AIM OF THE TASK
Using the records below, please work out how many lines contain "ベンチマーク平均値"; answer with the number alone.

ENTRIES

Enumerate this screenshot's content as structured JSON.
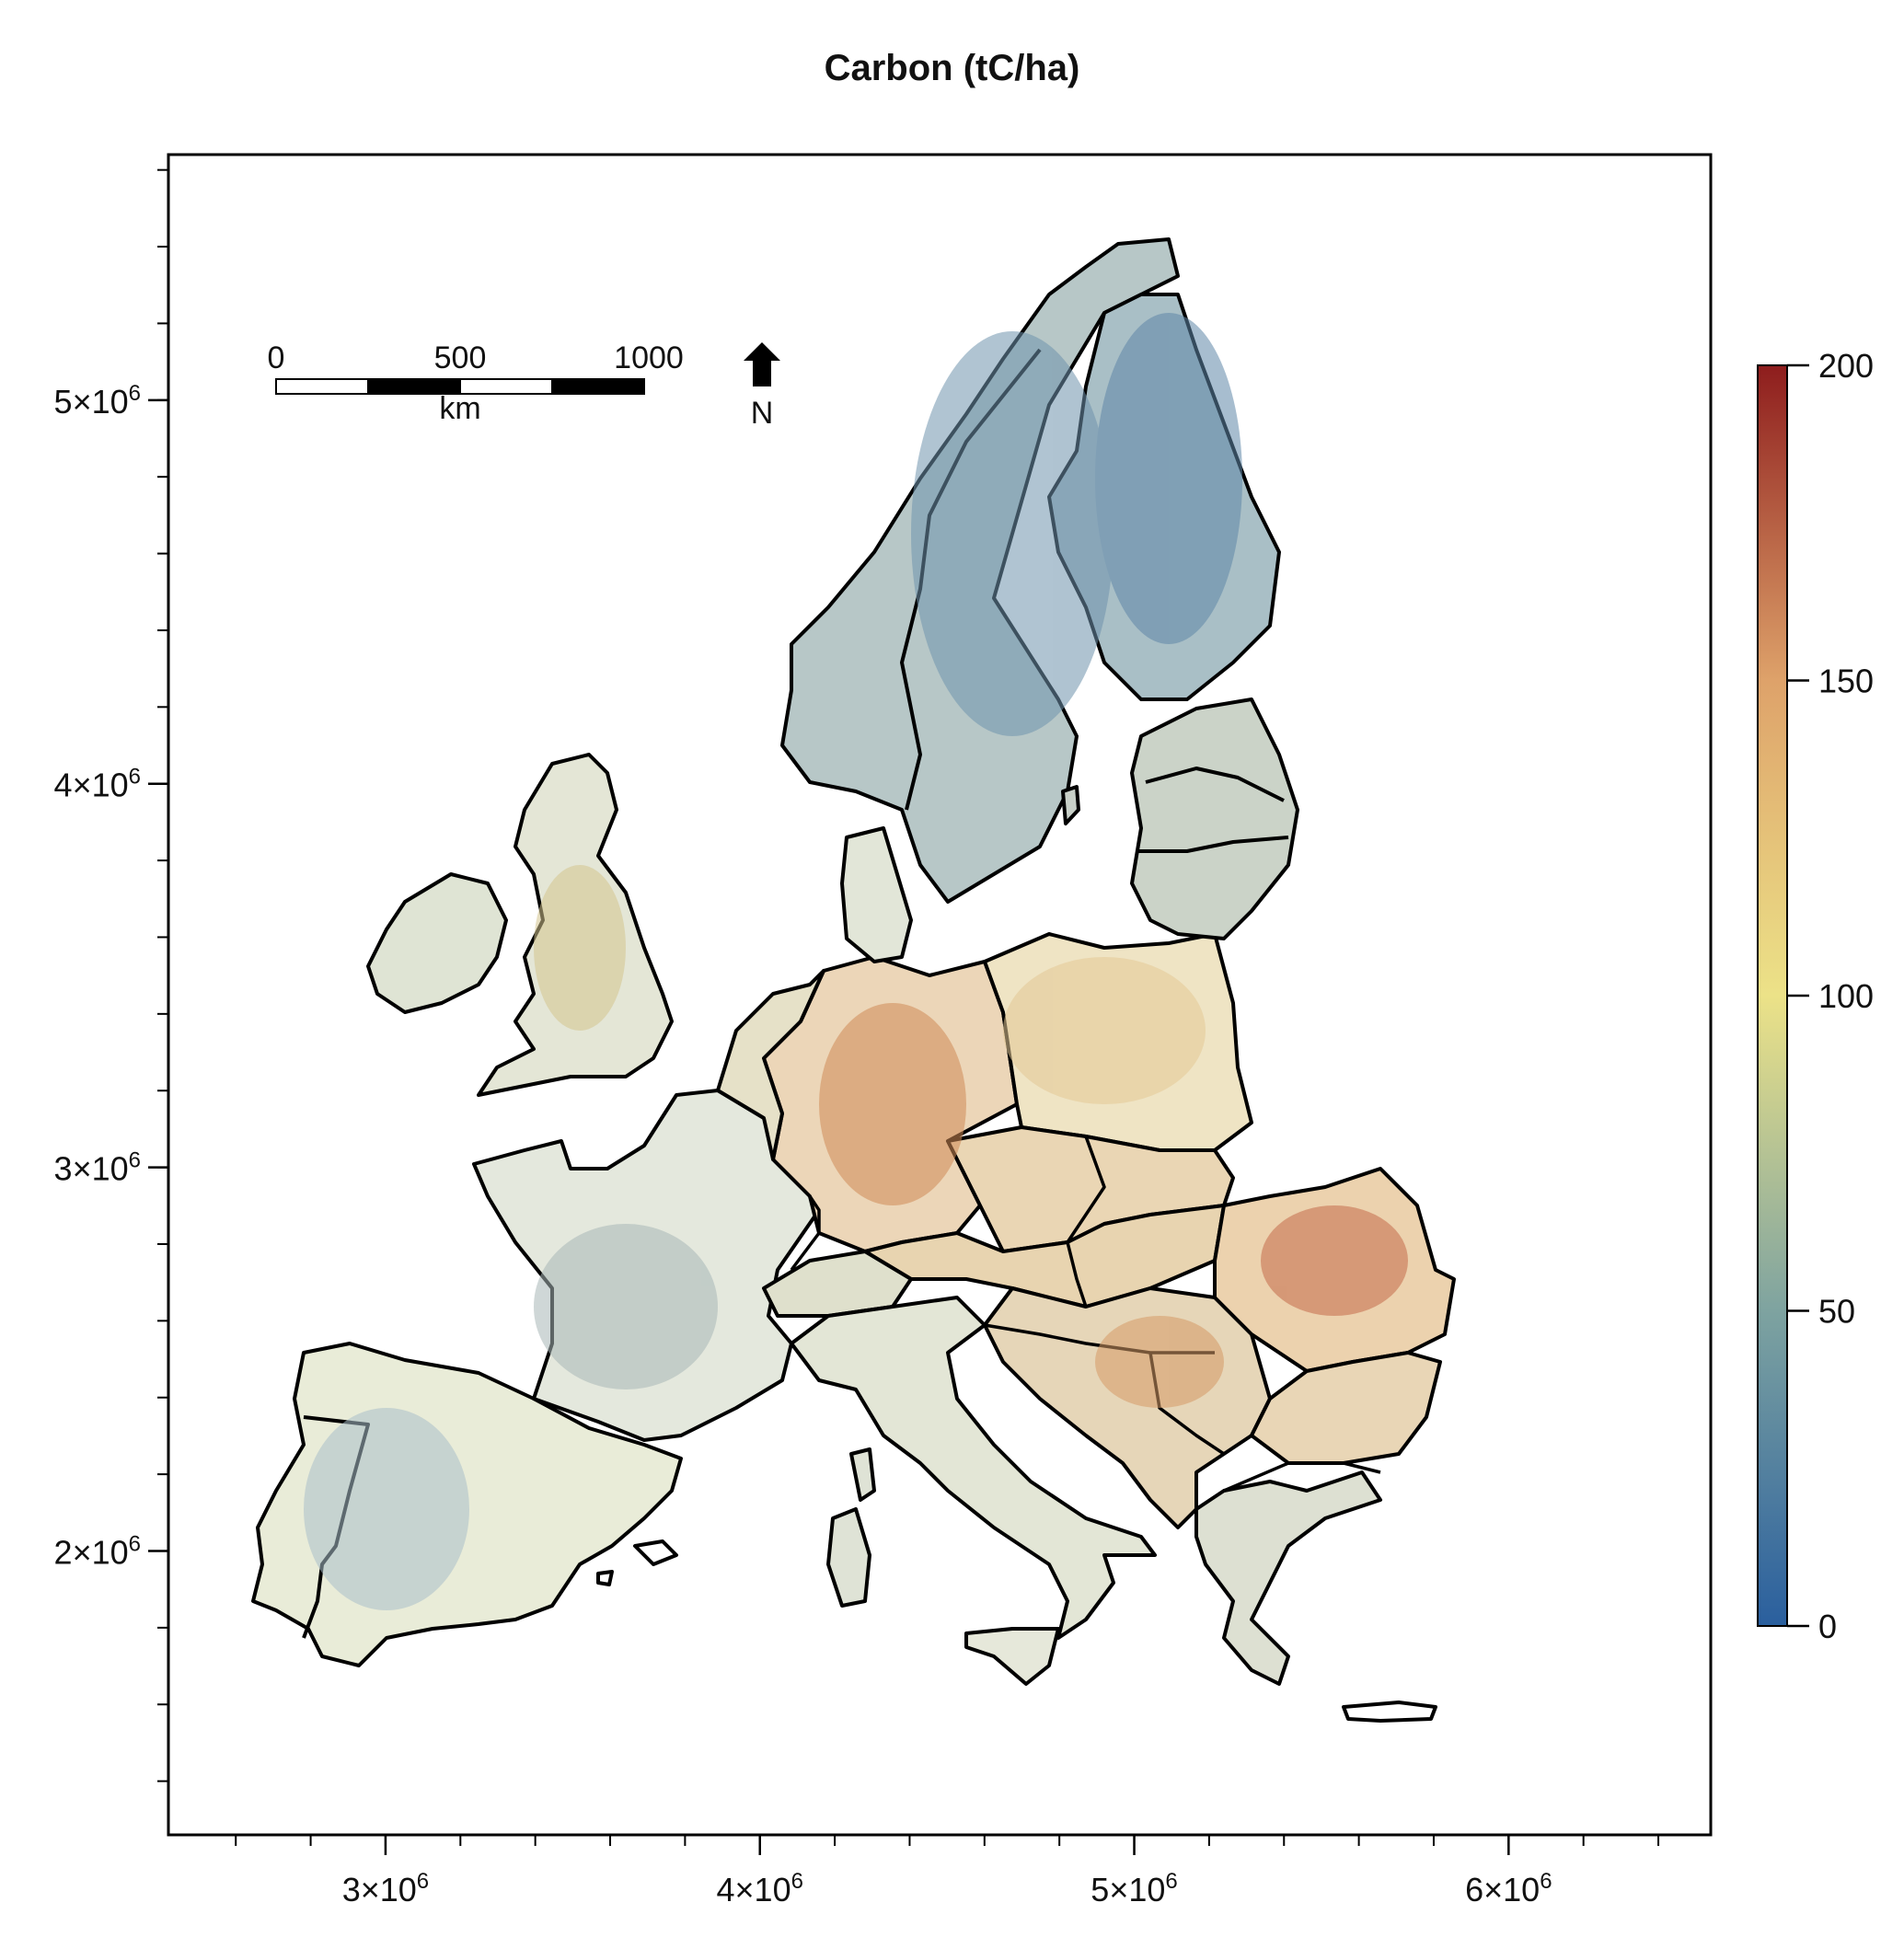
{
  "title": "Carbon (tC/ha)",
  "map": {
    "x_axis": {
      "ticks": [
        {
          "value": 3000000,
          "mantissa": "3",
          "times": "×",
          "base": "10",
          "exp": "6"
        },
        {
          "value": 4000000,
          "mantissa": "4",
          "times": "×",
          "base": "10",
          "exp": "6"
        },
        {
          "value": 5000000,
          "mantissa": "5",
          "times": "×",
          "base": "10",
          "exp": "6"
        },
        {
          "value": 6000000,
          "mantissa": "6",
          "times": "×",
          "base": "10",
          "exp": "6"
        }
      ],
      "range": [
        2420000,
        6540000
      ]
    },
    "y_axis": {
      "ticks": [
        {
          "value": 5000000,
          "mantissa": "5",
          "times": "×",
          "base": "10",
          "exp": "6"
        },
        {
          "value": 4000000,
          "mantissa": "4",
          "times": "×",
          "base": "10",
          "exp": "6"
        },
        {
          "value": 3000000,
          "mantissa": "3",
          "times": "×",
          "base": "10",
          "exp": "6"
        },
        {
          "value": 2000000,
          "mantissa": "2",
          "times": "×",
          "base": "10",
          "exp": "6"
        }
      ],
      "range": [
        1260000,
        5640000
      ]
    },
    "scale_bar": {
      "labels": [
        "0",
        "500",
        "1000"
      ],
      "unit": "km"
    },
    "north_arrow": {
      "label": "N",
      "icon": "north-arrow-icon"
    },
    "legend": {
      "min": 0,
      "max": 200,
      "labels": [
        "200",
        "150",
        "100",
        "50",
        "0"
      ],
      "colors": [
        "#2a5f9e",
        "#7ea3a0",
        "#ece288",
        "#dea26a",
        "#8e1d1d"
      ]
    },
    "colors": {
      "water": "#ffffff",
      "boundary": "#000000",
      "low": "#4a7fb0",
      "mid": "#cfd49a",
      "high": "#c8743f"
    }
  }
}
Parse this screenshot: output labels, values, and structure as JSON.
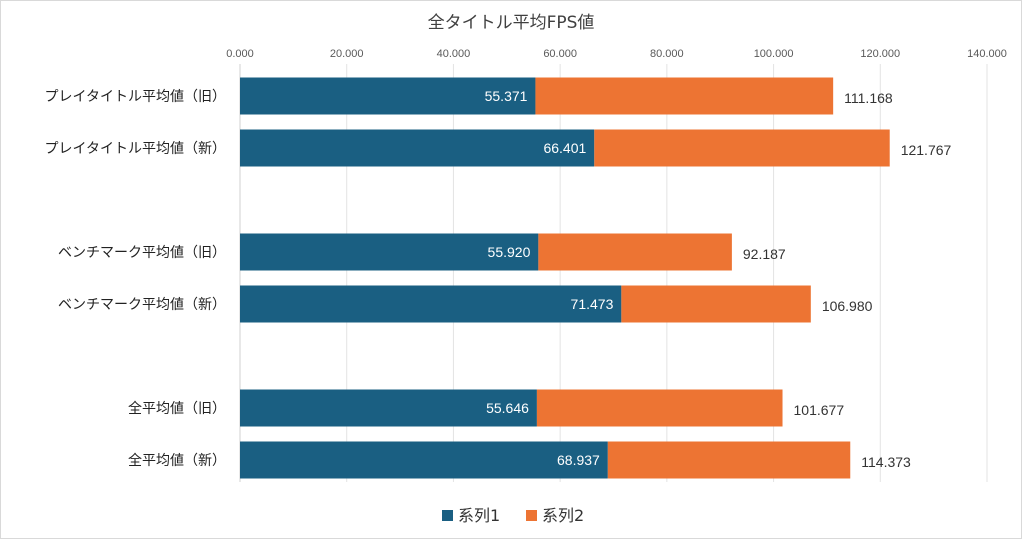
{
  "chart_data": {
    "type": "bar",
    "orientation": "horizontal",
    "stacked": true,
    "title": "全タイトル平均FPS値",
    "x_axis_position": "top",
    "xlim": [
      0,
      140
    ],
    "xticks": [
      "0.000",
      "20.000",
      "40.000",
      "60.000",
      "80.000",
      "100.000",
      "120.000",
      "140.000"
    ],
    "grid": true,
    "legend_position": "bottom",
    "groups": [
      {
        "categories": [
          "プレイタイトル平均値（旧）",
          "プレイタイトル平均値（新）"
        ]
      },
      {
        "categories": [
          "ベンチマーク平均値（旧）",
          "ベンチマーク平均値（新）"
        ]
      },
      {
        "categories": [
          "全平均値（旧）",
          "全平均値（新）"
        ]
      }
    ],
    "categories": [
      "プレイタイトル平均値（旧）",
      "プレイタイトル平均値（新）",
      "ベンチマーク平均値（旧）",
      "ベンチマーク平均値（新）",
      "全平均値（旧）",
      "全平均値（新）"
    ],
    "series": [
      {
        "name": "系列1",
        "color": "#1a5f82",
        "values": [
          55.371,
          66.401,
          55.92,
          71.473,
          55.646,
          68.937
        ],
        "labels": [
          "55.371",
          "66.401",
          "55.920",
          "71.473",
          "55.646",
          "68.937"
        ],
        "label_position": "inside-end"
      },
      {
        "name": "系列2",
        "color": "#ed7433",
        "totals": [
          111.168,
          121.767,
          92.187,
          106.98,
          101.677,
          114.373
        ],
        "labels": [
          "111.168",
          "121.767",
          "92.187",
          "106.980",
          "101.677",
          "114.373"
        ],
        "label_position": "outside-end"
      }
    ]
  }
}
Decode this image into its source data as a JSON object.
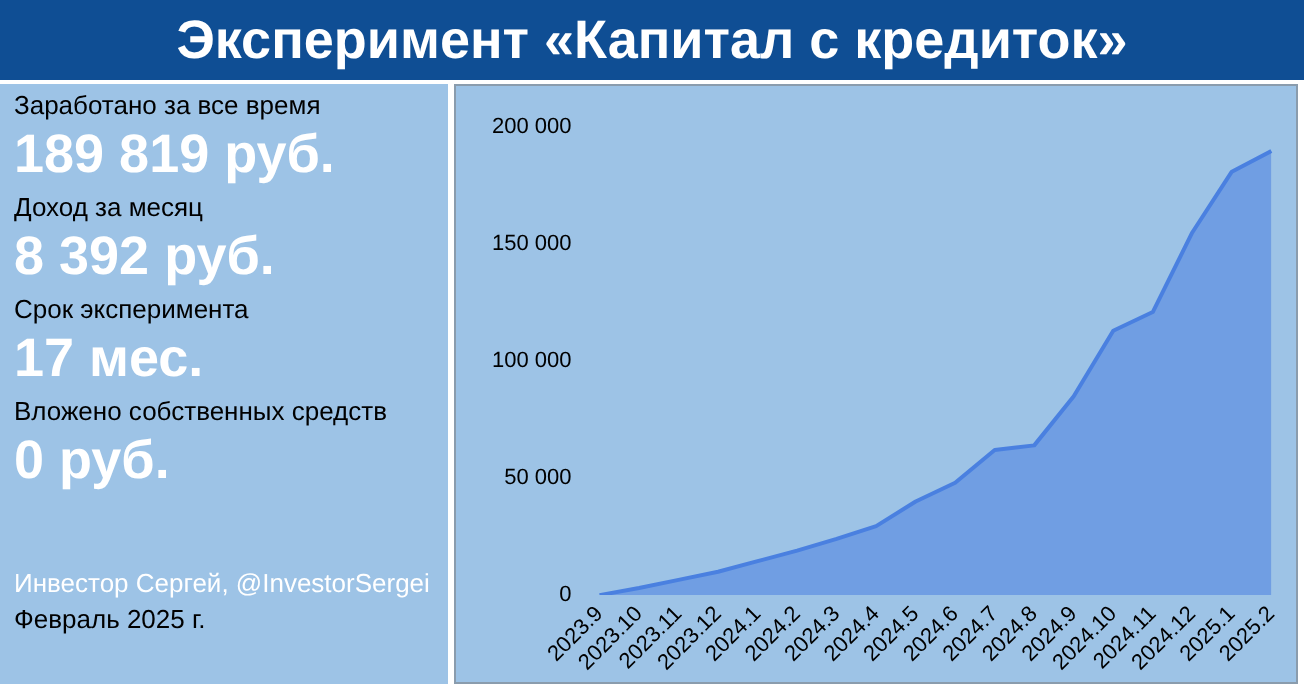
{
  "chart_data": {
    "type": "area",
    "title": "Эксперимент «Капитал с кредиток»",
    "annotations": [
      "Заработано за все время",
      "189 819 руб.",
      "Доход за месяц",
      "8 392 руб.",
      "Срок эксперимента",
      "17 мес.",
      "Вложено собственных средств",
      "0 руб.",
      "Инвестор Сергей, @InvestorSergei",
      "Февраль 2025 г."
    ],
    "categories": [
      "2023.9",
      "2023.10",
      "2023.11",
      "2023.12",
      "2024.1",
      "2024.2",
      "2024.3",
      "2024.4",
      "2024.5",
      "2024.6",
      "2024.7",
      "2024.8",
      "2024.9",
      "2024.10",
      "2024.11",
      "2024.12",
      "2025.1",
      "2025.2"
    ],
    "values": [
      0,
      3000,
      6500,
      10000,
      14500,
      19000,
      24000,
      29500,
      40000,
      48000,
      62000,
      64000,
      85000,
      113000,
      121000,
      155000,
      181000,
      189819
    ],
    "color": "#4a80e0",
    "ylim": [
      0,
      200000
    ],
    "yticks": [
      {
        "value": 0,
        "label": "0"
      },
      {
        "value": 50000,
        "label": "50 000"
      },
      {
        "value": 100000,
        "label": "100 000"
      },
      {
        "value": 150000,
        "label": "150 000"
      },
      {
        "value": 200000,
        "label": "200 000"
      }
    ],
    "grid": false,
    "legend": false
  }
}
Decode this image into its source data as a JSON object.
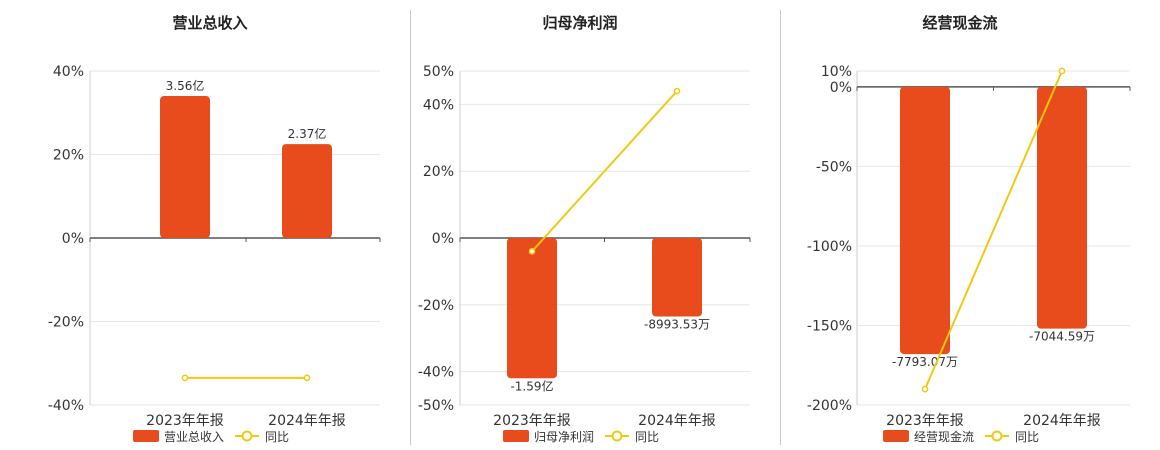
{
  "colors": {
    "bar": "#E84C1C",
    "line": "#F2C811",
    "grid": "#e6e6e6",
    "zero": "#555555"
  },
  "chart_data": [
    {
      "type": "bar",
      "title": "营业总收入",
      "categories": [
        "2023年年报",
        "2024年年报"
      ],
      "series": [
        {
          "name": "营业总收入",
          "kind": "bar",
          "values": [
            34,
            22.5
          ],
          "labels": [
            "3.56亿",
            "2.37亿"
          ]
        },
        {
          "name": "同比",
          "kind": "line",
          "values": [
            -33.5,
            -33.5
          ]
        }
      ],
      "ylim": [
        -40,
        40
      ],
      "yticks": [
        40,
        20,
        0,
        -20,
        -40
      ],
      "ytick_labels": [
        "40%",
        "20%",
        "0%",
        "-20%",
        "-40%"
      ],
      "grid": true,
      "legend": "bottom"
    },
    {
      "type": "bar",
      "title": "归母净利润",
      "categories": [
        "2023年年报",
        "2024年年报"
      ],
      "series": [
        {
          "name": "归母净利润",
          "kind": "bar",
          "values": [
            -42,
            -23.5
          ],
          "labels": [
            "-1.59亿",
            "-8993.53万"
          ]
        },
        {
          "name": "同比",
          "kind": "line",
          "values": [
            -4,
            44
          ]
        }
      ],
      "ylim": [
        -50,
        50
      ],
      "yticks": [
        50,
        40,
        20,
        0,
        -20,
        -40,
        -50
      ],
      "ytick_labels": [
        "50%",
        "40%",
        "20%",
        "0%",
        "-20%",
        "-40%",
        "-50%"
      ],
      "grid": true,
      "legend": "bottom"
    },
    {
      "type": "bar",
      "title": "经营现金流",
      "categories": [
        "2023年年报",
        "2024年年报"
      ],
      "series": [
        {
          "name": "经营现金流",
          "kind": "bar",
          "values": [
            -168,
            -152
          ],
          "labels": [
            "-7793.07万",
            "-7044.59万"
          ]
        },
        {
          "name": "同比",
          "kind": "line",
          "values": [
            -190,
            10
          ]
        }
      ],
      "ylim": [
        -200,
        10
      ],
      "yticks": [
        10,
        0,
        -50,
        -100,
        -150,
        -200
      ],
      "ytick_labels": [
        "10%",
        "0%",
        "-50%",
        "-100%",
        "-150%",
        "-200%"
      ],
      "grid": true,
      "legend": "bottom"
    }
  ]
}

TASK RESULT
4